[DIRECTION] Answer with one number: the count of lines in this material that hold the word "계절관리제".

Collected data entries:

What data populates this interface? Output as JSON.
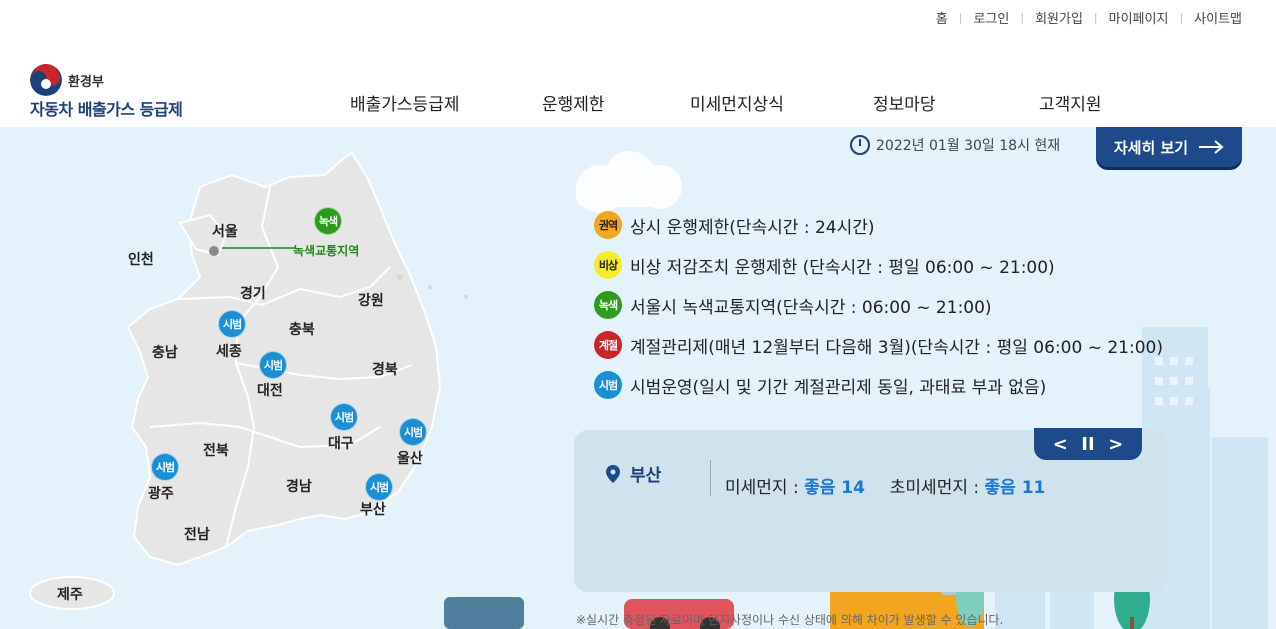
{
  "utility_nav": [
    "홈",
    "로그인",
    "회원가입",
    "마이페이지",
    "사이트맵"
  ],
  "logo": {
    "ministry": "환경부",
    "service": "자동차 배출가스 등급제"
  },
  "gnb": [
    "배출가스등급제",
    "운행제한",
    "미세먼지상식",
    "정보마당",
    "고객지원"
  ],
  "map": {
    "regions": [
      "서울",
      "인천",
      "경기",
      "강원",
      "충북",
      "충남",
      "세종",
      "대전",
      "경북",
      "대구",
      "울산",
      "전북",
      "광주",
      "경남",
      "부산",
      "전남",
      "제주"
    ],
    "green_zone_badge": "녹색",
    "green_zone_label": "녹색교통지역",
    "pilot_badge": "시범"
  },
  "timestamp": "2022년 01월 30일 18시 현재",
  "detail_button": "자세히 보기",
  "legend": [
    {
      "badge": "권역",
      "text": "상시 운행제한(단속시간 : 24시간)",
      "color": "#f2a51e",
      "text_color": "#222222"
    },
    {
      "badge": "비상",
      "text": "비상 저감조치 운행제한 (단속시간 : 평일 06:00 ~ 21:00)",
      "color": "#f5ea2b",
      "text_color": "#222222"
    },
    {
      "badge": "녹색",
      "text": "서울시 녹색교통지역(단속시간 : 06:00 ~ 21:00)",
      "color": "#2e9b1f",
      "text_color": "#ffffff"
    },
    {
      "badge": "계절",
      "text": "계절관리제(매년 12월부터 다음해 3월)(단속시간 : 평일 06:00 ~ 21:00)",
      "color": "#c8262b",
      "text_color": "#ffffff"
    },
    {
      "badge": "시범",
      "text": "시범운영(일시 및 기간 계절관리제 동일, 과태료 부과 없음)",
      "color": "#1a8fd3",
      "text_color": "#ffffff"
    }
  ],
  "air": {
    "location": "부산",
    "pm10_label": "미세먼지 :",
    "pm10_value": "좋음 14",
    "pm25_label": "초미세먼지 :",
    "pm25_value": "좋음 11",
    "controls": {
      "prev": "<",
      "pause": "II",
      "next": ">"
    }
  },
  "note": "※실시간 측정된 자료이며 현지사정이나 수신 상태에 의해 차이가 발생할 수 있습니다."
}
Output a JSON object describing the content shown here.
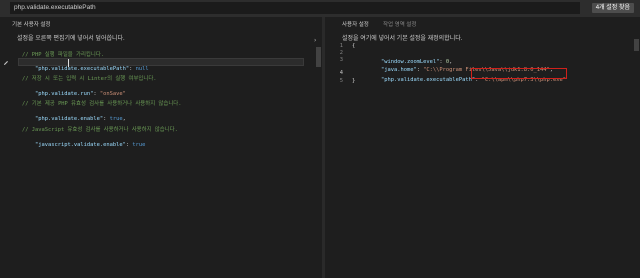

[SOLUTION] 2